• The task: In full and unchanged, set down the entries that follow, with no images.

• Available data:
· · · · ·

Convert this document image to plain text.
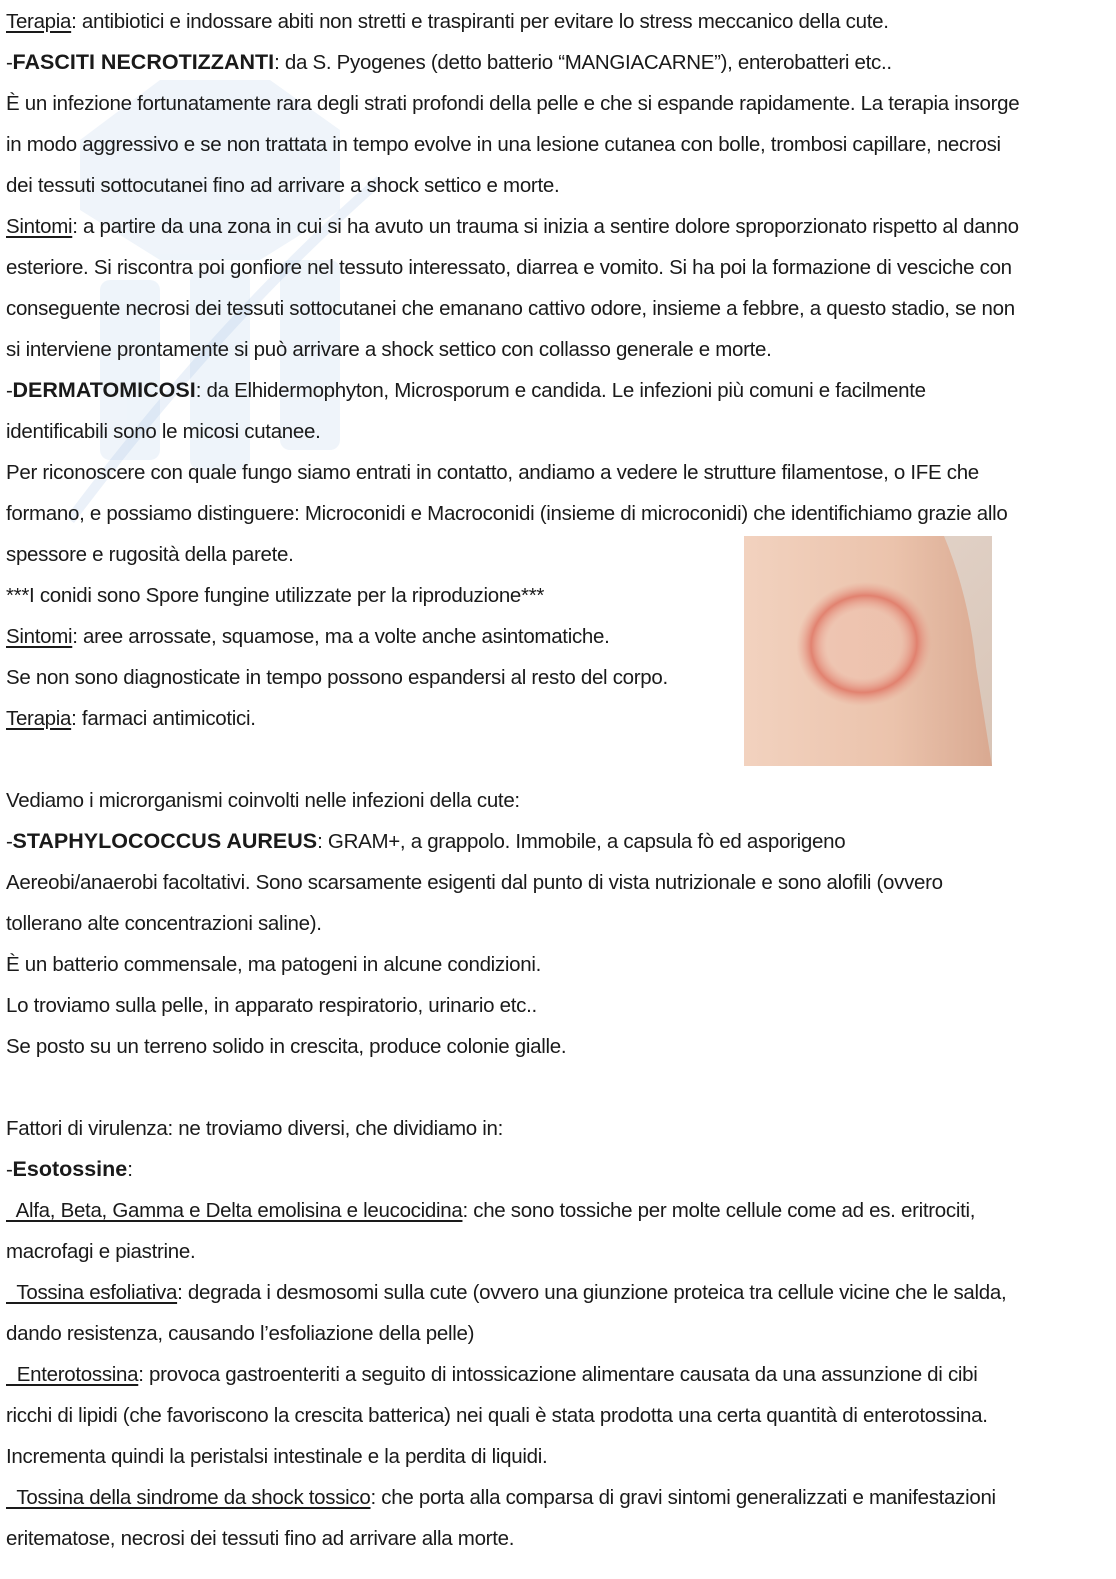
Terapia: antibiotici e indossare abiti non stretti e traspiranti per evitare lo stress meccanico della cute.
-FASCITI NECROTIZZANTI: da S. Pyogenes (detto batterio “MANGIACARNE”), enterobatteri etc..
È un infezione fortunatamente rara degli strati profondi della pelle e che si espande rapidamente. La terapia insorge
in modo aggressivo e se non trattata in tempo evolve in una lesione cutanea con bolle, trombosi capillare, necrosi
dei tessuti sottocutanei fino ad arrivare a shock settico e morte.
Sintomi: a partire da una zona in cui si ha avuto un trauma si inizia a sentire dolore sproporzionato rispetto al danno
esteriore. Si riscontra poi gonfiore nel tessuto interessato, diarrea e vomito. Si ha poi la formazione di vesciche con
conseguente necrosi dei tessuti sottocutanei che emanano cattivo odore, insieme a febbre, a questo stadio, se non
si interviene prontamente si può arrivare a shock settico con collasso generale e morte.
-DERMATOMICOSI: da Elhidermophyton, Microsporum e candida. Le infezioni più comuni e facilmente
identificabili sono le micosi cutanee.
Per riconoscere con quale fungo siamo entrati in contatto, andiamo a vedere le strutture filamentose, o IFE che
formano, e possiamo distinguere: Microconidi e Macroconidi (insieme di microconidi) che identifichiamo grazie allo
spessore e rugosità della parete.
***I conidi sono Spore fungine utilizzate per la riproduzione***
Sintomi: aree arrossate, squamose, ma a volte anche asintomatiche.
Se non sono diagnosticate in tempo possono espandersi al resto del corpo.
Terapia: farmaci antimicotici.
Vediamo i microrganismi coinvolti nelle infezioni della cute:
-STAPHYLOCOCCUS AUREUS: GRAM+, a grappolo. Immobile, a capsula fò ed asporigeno
Aereobi/anaerobi facoltativi. Sono scarsamente esigenti dal punto di vista nutrizionale e sono alofili (ovvero
tollerano alte concentrazioni saline).
È un batterio commensale, ma patogeni in alcune condizioni.
Lo troviamo sulla pelle, in apparato respiratorio, urinario etc..
Se posto su un terreno solido in crescita, produce colonie gialle.
Fattori di virulenza: ne troviamo diversi, che dividiamo in:
-Esotossine:
Alfa, Beta, Gamma e Delta emolisina e leucocidina: che sono tossiche per molte cellule come ad es. eritrociti,
macrofagi e piastrine.
Tossina esfoliativa: degrada i desmosomi sulla cute (ovvero una giunzione proteica tra cellule vicine che le salda,
dando resistenza, causando l’esfoliazione della pelle)
Enterotossina: provoca gastroenteriti a seguito di intossicazione alimentare causata da una assunzione di cibi
ricchi di lipidi (che favoriscono la crescita batterica) nei quali è stata prodotta una certa quantità di enterotossina.
Incrementa quindi la peristalsi intestinale e la perdita di liquidi.
Tossina della sindrome da shock tossico: che porta alla comparsa di gravi sintomi generalizzati e manifestazioni
eritematose, necrosi dei tessuti fino ad arrivare alla morte.
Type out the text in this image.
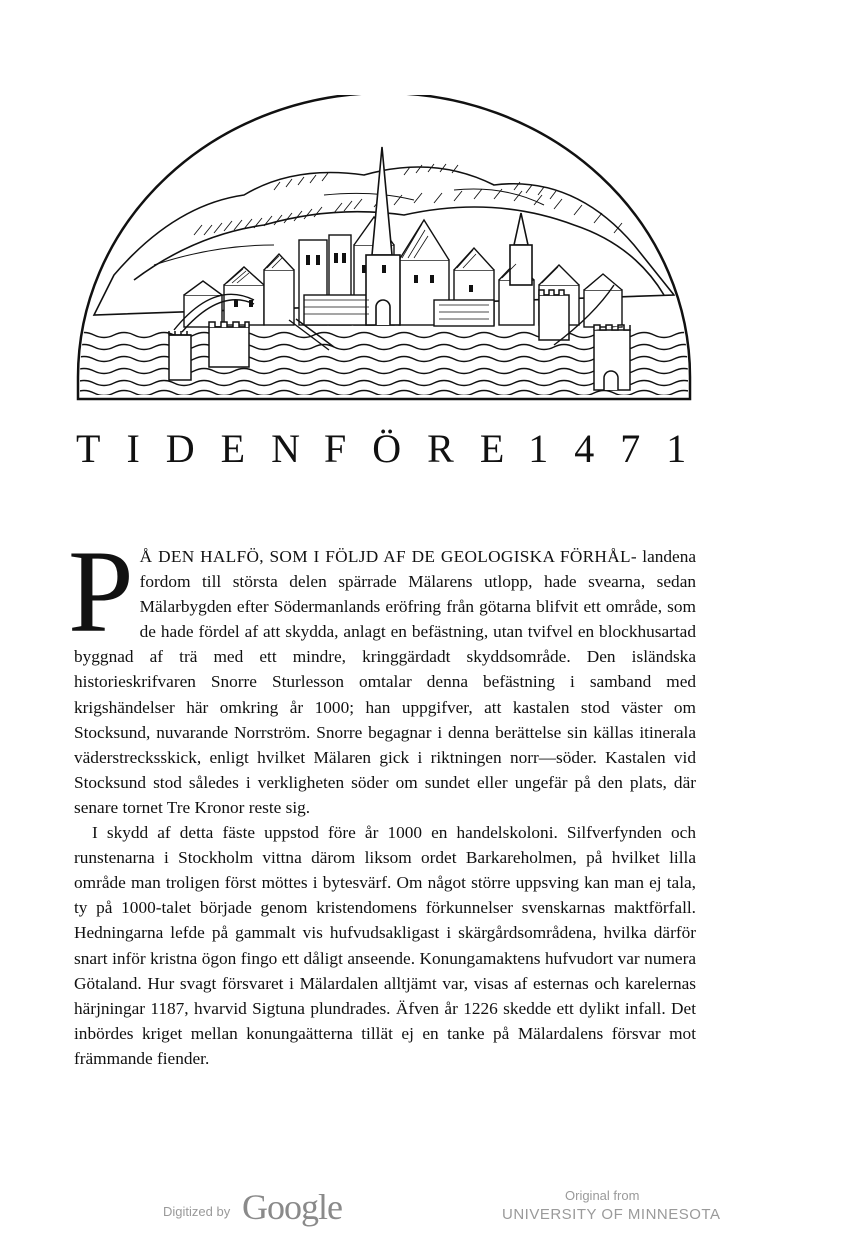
T I D E N F Ö R E 1 4 7 1

P Å DEN HALFÖ, SOM I FÖLJD AF DE GEOLOGISKA FÖRHÅL- landena fordom till största delen spärrade Mälarens utlopp, hade svearna, sedan Mälarbygden efter Södermanlands eröfring från götarna blifvit ett område, som de hade fördel af att skydda, anlagt en befästning, utan tvifvel en blockhusartad byggnad af trä med ett mindre, kringgärdadt skyddsområde. Den isländska historieskrifvaren Snorre Sturlesson omtalar denna befästning i samband med krigshändelser här omkring år 1000; han uppgifver, att kastalen stod väster om Stocksund, nuvarande Norrström. Snorre begagnar i denna berättelse sin källas itinerala väderstrecksskick, enligt hvilket Mälaren gick i riktningen norr—söder. Kastalen vid Stocksund stod således i verkligheten söder om sundet eller ungefär på den plats, där senare tornet Tre Kronor reste sig.

I skydd af detta fäste uppstod före år 1000 en handelskoloni. Silfverfynden och runstenarna i Stockholm vittna därom liksom ordet Barkareholmen, på hvilket lilla område man troligen först möttes i bytesvärf. Om något större uppsving kan man ej tala, ty på 1000-talet började genom kristendomens förkunnelser svenskarnas maktförfall. Hedningarna lefde på gammalt vis hufvudsakligast i skärgårdsområdena, hvilka därför snart inför kristna ögon fingo ett dåligt anseende. Konungamaktens hufvudort var numera Götaland. Hur svagt försvaret i Mälardalen alltjämt var, visas af esternas och karelernas härjningar 1187, hvarvid Sigtuna plundrades. Äfven år 1226 skedde ett dylikt infall. Det inbördes kriget mellan konungaätterna tillät ej en tanke på Mälardalens försvar mot främmande fiender.

Digitized by Google	Original from
UNIVERSITY OF MINNESOTA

· · · · ·

• Exercise answer:
Convert this document image to plain text.
Terapia: antibiotici e indossare abiti non stretti e traspiranti per evitare lo stress meccanico della cute.
-FASCITI NECROTIZZANTI: da S. Pyogenes (detto batterio “MANGIACARNE”), enterobatteri etc..
È un infezione fortunatamente rara degli strati profondi della pelle e che si espande rapidamente. La terapia insorge
in modo aggressivo e se non trattata in tempo evolve in una lesione cutanea con bolle, trombosi capillare, necrosi
dei tessuti sottocutanei fino ad arrivare a shock settico e morte.
Sintomi: a partire da una zona in cui si ha avuto un trauma si inizia a sentire dolore sproporzionato rispetto al danno
esteriore. Si riscontra poi gonfiore nel tessuto interessato, diarrea e vomito. Si ha poi la formazione di vesciche con
conseguente necrosi dei tessuti sottocutanei che emanano cattivo odore, insieme a febbre, a questo stadio, se non
si interviene prontamente si può arrivare a shock settico con collasso generale e morte.
-DERMATOMICOSI: da Elhidermophyton, Microsporum e candida. Le infezioni più comuni e facilmente
identificabili sono le micosi cutanee.
Per riconoscere con quale fungo siamo entrati in contatto, andiamo a vedere le strutture filamentose, o IFE che
formano, e possiamo distinguere: Microconidi e Macroconidi (insieme di microconidi) che identifichiamo grazie allo
spessore e rugosità della parete.
***I conidi sono Spore fungine utilizzate per la riproduzione***
Sintomi: aree arrossate, squamose, ma a volte anche asintomatiche.
Se non sono diagnosticate in tempo possono espandersi al resto del corpo.
Terapia: farmaci antimicotici.
Vediamo i microrganismi coinvolti nelle infezioni della cute:
-STAPHYLOCOCCUS AUREUS: GRAM+, a grappolo. Immobile, a capsula fò ed asporigeno
Aereobi/anaerobi facoltativi. Sono scarsamente esigenti dal punto di vista nutrizionale e sono alofili (ovvero
tollerano alte concentrazioni saline).
È un batterio commensale, ma patogeni in alcune condizioni.
Lo troviamo sulla pelle, in apparato respiratorio, urinario etc..
Se posto su un terreno solido in crescita, produce colonie gialle.
Fattori di virulenza: ne troviamo diversi, che dividiamo in:
-Esotossine:
Alfa, Beta, Gamma e Delta emolisina e leucocidina: che sono tossiche per molte cellule come ad es. eritrociti,
macrofagi e piastrine.
Tossina esfoliativa: degrada i desmosomi sulla cute (ovvero una giunzione proteica tra cellule vicine che le salda,
dando resistenza, causando l’esfoliazione della pelle)
Enterotossina: provoca gastroenteriti a seguito di intossicazione alimentare causata da una assunzione di cibi
ricchi di lipidi (che favoriscono la crescita batterica) nei quali è stata prodotta una certa quantità di enterotossina.
Incrementa quindi la peristalsi intestinale e la perdita di liquidi.
Tossina della sindrome da shock tossico: che porta alla comparsa di gravi sintomi generalizzati e manifestazioni
eritematose, necrosi dei tessuti fino ad arrivare alla morte.
Type out the text in this image.
T I D E N F Ö R E 1 4 7 1

P Å DEN HALFÖ, SOM I FÖLJD AF DE GEOLOGISKA FÖRHÅL- landena fordom till största delen spärrade Mälarens utlopp, hade svearna, sedan Mälarbygden efter Södermanlands eröfring från götarna blifvit ett område, som de hade fördel af att skydda, anlagt en befästning, utan tvifvel en blockhusartad byggnad af trä med ett mindre, kringgärdadt skyddsområde. Den isländska historieskrifvaren Snorre Sturlesson omtalar denna befästning i samband med krigshändelser här omkring år 1000; han uppgifver, att kastalen stod väster om Stocksund, nuvarande Norrström. Snorre begagnar i denna berättelse sin källas itinerala väderstrecksskick, enligt hvilket Mälaren gick i riktningen norr—söder. Kastalen vid Stocksund stod således i verkligheten söder om sundet eller ungefär på den plats, där senare tornet Tre Kronor reste sig.

I skydd af detta fäste uppstod före år 1000 en handelskoloni. Silfverfynden och runstenarna i Stockholm vittna därom liksom ordet Barkareholmen, på hvilket lilla område man troligen först möttes i bytesvärf. Om något större uppsving kan man ej tala, ty på 1000-talet började genom kristendomens förkunnelser svenskarnas maktförfall. Hedningarna lefde på gammalt vis hufvudsakligast i skärgårdsområdena, hvilka därför snart inför kristna ögon fingo ett dåligt anseende. Konungamaktens hufvudort var numera Götaland. Hur svagt försvaret i Mälardalen alltjämt var, visas af esternas och karelernas härjningar 1187, hvarvid Sigtuna plundrades. Äfven år 1226 skedde ett dylikt infall. Det inbördes kriget mellan konungaätterna tillät ej en tanke på Mälardalens försvar mot främmande fiender.

Digitized by Google	Original from
UNIVERSITY OF MINNESOTA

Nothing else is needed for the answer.